■ Exercise directions
Reproduce the listing that follows with no differences at all.

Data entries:
## START

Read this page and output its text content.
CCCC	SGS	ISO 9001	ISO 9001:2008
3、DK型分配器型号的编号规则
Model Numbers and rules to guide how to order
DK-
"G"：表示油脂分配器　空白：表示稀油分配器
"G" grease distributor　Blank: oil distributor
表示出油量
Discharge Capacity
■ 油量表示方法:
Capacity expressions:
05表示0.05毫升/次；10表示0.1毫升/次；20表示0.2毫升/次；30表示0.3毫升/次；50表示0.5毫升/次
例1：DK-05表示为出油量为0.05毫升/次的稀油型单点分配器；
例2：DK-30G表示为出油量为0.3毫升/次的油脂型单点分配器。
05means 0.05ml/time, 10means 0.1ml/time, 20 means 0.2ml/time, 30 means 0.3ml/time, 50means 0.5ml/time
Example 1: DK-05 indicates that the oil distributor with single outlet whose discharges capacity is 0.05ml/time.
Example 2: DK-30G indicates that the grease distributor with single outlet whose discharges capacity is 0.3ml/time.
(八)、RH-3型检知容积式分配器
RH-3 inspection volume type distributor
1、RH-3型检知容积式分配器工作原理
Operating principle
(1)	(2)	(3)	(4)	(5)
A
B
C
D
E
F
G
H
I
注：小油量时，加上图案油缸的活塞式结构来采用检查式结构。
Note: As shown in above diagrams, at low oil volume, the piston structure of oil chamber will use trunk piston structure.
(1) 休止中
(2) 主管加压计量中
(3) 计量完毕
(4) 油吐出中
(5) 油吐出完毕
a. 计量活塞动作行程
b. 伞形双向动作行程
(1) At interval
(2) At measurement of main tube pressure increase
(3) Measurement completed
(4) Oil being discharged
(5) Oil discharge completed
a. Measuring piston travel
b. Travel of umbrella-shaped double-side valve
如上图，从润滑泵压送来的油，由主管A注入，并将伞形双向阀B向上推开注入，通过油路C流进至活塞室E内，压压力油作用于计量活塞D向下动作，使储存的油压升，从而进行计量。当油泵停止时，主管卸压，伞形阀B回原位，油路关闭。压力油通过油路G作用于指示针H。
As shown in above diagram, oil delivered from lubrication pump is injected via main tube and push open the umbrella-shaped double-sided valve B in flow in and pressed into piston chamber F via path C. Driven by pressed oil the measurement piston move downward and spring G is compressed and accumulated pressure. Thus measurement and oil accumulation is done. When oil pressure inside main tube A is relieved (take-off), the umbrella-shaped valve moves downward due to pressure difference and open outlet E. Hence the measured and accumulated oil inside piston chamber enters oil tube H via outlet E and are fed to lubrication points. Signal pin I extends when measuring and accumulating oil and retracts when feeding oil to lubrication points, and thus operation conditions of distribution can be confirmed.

## END

■ Task solution
Read this page and output its text content.
CCCC	SGS	ISO 9001	ISO 9001:2008
3、DK型分配器型号的编号规则
Model Numbers and rules to guide how to order
DK-
"G"：表示油脂分配器　空白：表示稀油分配器
"G" grease distributor　Blank: oil distributor
表示出油量
Discharge Capacity
■ 油量表示方法:
Capacity expressions:
05表示0.05毫升/次；10表示0.1毫升/次；20表示0.2毫升/次；30表示0.3毫升/次；50表示0.5毫升/次
例1：DK-05表示为出油量为0.05毫升/次的稀油型单点分配器；
例2：DK-30G表示为出油量为0.3毫升/次的油脂型单点分配器。
05means 0.05ml/time, 10means 0.1ml/time, 20 means 0.2ml/time, 30 means 0.3ml/time, 50means 0.5ml/time
Example 1: DK-05 indicates that the oil distributor with single outlet whose discharges capacity is 0.05ml/time.
Example 2: DK-30G indicates that the grease distributor with single outlet whose discharges capacity is 0.3ml/time.
(八)、RH-3型检知容积式分配器
RH-3 inspection volume type distributor
1、RH-3型检知容积式分配器工作原理
Operating principle
(1)	(2)	(3)	(4)	(5)
A
B
C
D
E
F
G
H
I
注：小油量时，加上图案油缸的活塞式结构来采用检查式结构。
Note: As shown in above diagrams, at low oil volume, the piston structure of oil chamber will use trunk piston structure.
(1) 休止中
(2) 主管加压计量中
(3) 计量完毕
(4) 油吐出中
(5) 油吐出完毕
a. 计量活塞动作行程
b. 伞形双向动作行程
(1) At interval
(2) At measurement of main tube pressure increase
(3) Measurement completed
(4) Oil being discharged
(5) Oil discharge completed
a. Measuring piston travel
b. Travel of umbrella-shaped double-side valve
如上图，从润滑泵压送来的油，由主管A注入，并将伞形双向阀B向上推开注入，通过油路C流进至活塞室E内，压压力油作用于计量活塞D向下动作，使储存的油压升，从而进行计量。当油泵停止时，主管卸压，伞形阀B回原位，油路关闭。压力油通过油路G作用于指示针H。
As shown in above diagram, oil delivered from lubrication pump is injected via main tube and push open the umbrella-shaped double-sided valve B in flow in and pressed into piston chamber F via path C. Driven by pressed oil the measurement piston move downward and spring G is compressed and accumulated pressure. Thus measurement and oil accumulation is done. When oil pressure inside main tube A is relieved (take-off), the umbrella-shaped valve moves downward due to pressure difference and open outlet E. Hence the measured and accumulated oil inside piston chamber enters oil tube H via outlet E and are fed to lubrication points. Signal pin I extends when measuring and accumulating oil and retracts when feeding oil to lubrication points, and thus operation conditions of distribution can be confirmed.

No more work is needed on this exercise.